#### DATA ENTRIES ####

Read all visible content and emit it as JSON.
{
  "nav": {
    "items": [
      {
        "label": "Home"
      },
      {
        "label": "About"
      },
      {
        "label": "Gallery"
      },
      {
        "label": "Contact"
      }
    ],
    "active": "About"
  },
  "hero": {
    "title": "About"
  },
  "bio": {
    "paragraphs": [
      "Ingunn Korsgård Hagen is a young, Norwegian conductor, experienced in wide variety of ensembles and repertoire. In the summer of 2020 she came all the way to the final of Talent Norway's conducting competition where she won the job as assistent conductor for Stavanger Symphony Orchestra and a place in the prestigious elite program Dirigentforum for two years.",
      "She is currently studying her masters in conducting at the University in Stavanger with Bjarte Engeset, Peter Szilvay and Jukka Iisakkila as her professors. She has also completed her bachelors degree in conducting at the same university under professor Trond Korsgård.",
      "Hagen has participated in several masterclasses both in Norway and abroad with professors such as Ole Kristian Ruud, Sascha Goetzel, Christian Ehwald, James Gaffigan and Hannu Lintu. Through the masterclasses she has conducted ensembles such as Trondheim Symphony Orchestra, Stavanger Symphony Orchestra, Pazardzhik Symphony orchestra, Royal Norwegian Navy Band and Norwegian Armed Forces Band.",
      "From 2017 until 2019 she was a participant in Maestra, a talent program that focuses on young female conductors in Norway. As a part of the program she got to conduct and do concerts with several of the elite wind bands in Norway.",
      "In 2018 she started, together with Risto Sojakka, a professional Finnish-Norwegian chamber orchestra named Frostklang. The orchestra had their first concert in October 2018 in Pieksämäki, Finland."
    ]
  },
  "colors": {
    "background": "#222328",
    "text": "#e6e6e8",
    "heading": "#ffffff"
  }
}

####
#### DATA ENTRIES ####

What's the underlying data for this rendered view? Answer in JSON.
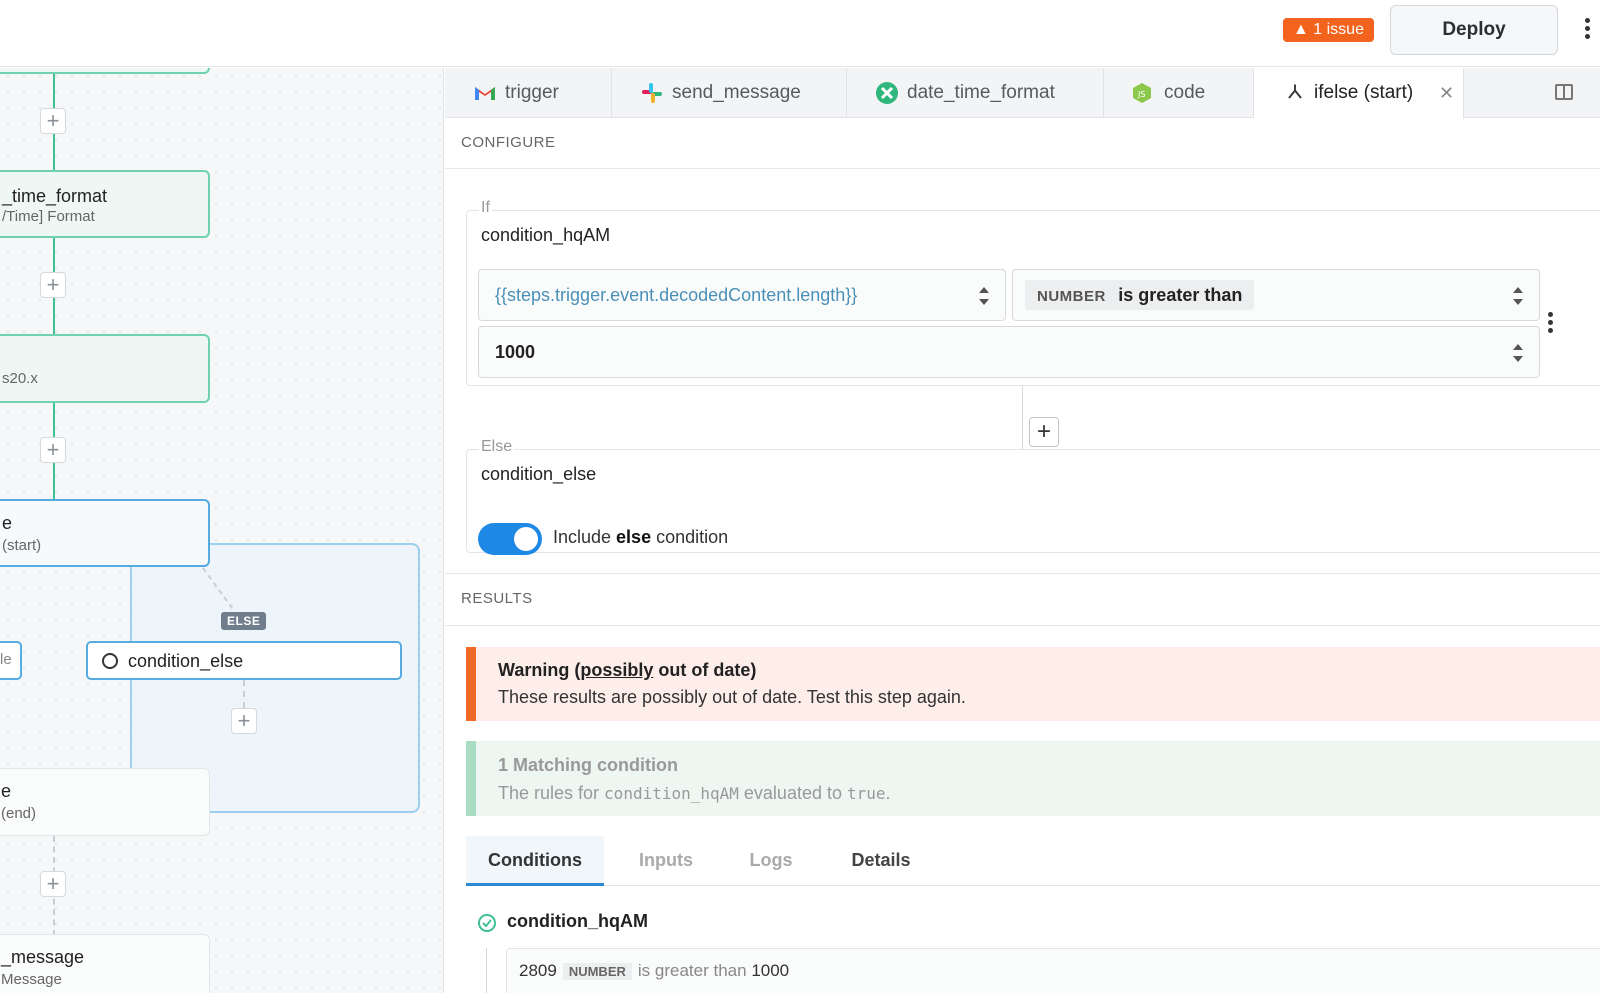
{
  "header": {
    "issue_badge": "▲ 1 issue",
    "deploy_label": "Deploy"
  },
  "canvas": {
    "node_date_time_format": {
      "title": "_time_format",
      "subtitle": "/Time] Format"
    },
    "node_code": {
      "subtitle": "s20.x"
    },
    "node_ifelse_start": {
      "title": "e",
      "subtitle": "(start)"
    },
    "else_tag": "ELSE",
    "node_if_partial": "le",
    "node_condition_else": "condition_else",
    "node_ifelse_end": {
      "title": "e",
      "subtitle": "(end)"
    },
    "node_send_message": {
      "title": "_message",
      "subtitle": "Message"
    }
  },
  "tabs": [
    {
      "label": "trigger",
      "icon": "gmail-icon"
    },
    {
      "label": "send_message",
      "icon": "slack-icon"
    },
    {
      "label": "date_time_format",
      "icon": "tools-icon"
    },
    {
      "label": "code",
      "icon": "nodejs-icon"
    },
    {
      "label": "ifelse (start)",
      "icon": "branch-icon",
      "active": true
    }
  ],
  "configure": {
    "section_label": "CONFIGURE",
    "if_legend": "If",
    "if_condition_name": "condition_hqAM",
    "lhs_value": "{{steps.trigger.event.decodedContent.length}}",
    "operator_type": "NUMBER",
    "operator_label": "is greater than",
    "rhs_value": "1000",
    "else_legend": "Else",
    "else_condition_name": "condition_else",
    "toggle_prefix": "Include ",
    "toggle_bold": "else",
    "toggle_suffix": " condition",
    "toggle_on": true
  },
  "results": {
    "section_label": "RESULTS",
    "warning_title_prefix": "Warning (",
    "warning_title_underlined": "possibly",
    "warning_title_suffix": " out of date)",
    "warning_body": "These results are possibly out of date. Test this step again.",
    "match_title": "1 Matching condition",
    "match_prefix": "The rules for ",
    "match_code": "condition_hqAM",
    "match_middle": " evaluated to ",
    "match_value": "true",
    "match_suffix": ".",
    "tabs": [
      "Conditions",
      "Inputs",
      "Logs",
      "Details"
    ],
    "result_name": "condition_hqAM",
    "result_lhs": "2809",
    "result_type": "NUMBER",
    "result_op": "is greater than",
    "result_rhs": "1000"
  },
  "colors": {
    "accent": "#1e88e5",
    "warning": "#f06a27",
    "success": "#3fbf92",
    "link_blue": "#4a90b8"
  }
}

####

All lines above with "true" in them should be returned.

      "active": true
    "toggle_on": true
    "match_value": "true",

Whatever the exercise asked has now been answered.